Quote every line of the material beneath this one.

··· Data shown

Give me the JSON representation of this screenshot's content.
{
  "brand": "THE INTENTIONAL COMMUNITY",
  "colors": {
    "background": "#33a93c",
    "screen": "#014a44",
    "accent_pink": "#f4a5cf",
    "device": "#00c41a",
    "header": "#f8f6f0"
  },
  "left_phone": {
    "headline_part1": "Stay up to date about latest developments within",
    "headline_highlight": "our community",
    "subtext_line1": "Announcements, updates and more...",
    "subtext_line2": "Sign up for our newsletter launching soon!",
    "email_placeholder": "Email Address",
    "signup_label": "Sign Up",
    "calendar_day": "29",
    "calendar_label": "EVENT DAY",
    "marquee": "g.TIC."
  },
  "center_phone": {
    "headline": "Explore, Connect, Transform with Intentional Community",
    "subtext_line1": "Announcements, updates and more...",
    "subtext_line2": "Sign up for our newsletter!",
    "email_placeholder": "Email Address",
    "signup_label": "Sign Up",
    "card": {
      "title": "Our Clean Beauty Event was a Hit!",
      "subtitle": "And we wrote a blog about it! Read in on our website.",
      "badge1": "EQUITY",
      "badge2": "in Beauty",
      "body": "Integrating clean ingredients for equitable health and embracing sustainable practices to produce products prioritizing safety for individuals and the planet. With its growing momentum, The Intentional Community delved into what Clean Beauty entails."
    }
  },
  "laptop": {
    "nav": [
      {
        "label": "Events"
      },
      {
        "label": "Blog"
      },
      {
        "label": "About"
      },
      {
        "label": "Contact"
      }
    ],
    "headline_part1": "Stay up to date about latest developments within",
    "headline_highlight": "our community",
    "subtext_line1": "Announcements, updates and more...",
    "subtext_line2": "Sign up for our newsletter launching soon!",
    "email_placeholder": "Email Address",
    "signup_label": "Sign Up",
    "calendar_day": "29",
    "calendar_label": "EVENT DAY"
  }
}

······

- **Task answer**:
Give me the JSON representation of this screenshot's content.
{
  "brand": "THE INTENTIONAL COMMUNITY",
  "colors": {
    "background": "#33a93c",
    "screen": "#014a44",
    "accent_pink": "#f4a5cf",
    "device": "#00c41a",
    "header": "#f8f6f0"
  },
  "left_phone": {
    "headline_part1": "Stay up to date about latest developments within",
    "headline_highlight": "our community",
    "subtext_line1": "Announcements, updates and more...",
    "subtext_line2": "Sign up for our newsletter launching soon!",
    "email_placeholder": "Email Address",
    "signup_label": "Sign Up",
    "calendar_day": "29",
    "calendar_label": "EVENT DAY",
    "marquee": "g.TIC."
  },
  "center_phone": {
    "headline": "Explore, Connect, Transform with Intentional Community",
    "subtext_line1": "Announcements, updates and more...",
    "subtext_line2": "Sign up for our newsletter!",
    "email_placeholder": "Email Address",
    "signup_label": "Sign Up",
    "card": {
      "title": "Our Clean Beauty Event was a Hit!",
      "subtitle": "And we wrote a blog about it! Read in on our website.",
      "badge1": "EQUITY",
      "badge2": "in Beauty",
      "body": "Integrating clean ingredients for equitable health and embracing sustainable practices to produce products prioritizing safety for individuals and the planet. With its growing momentum, The Intentional Community delved into what Clean Beauty entails."
    }
  },
  "laptop": {
    "nav": [
      {
        "label": "Events"
      },
      {
        "label": "Blog"
      },
      {
        "label": "About"
      },
      {
        "label": "Contact"
      }
    ],
    "headline_part1": "Stay up to date about latest developments within",
    "headline_highlight": "our community",
    "subtext_line1": "Announcements, updates and more...",
    "subtext_line2": "Sign up for our newsletter launching soon!",
    "email_placeholder": "Email Address",
    "signup_label": "Sign Up",
    "calendar_day": "29",
    "calendar_label": "EVENT DAY"
  }
}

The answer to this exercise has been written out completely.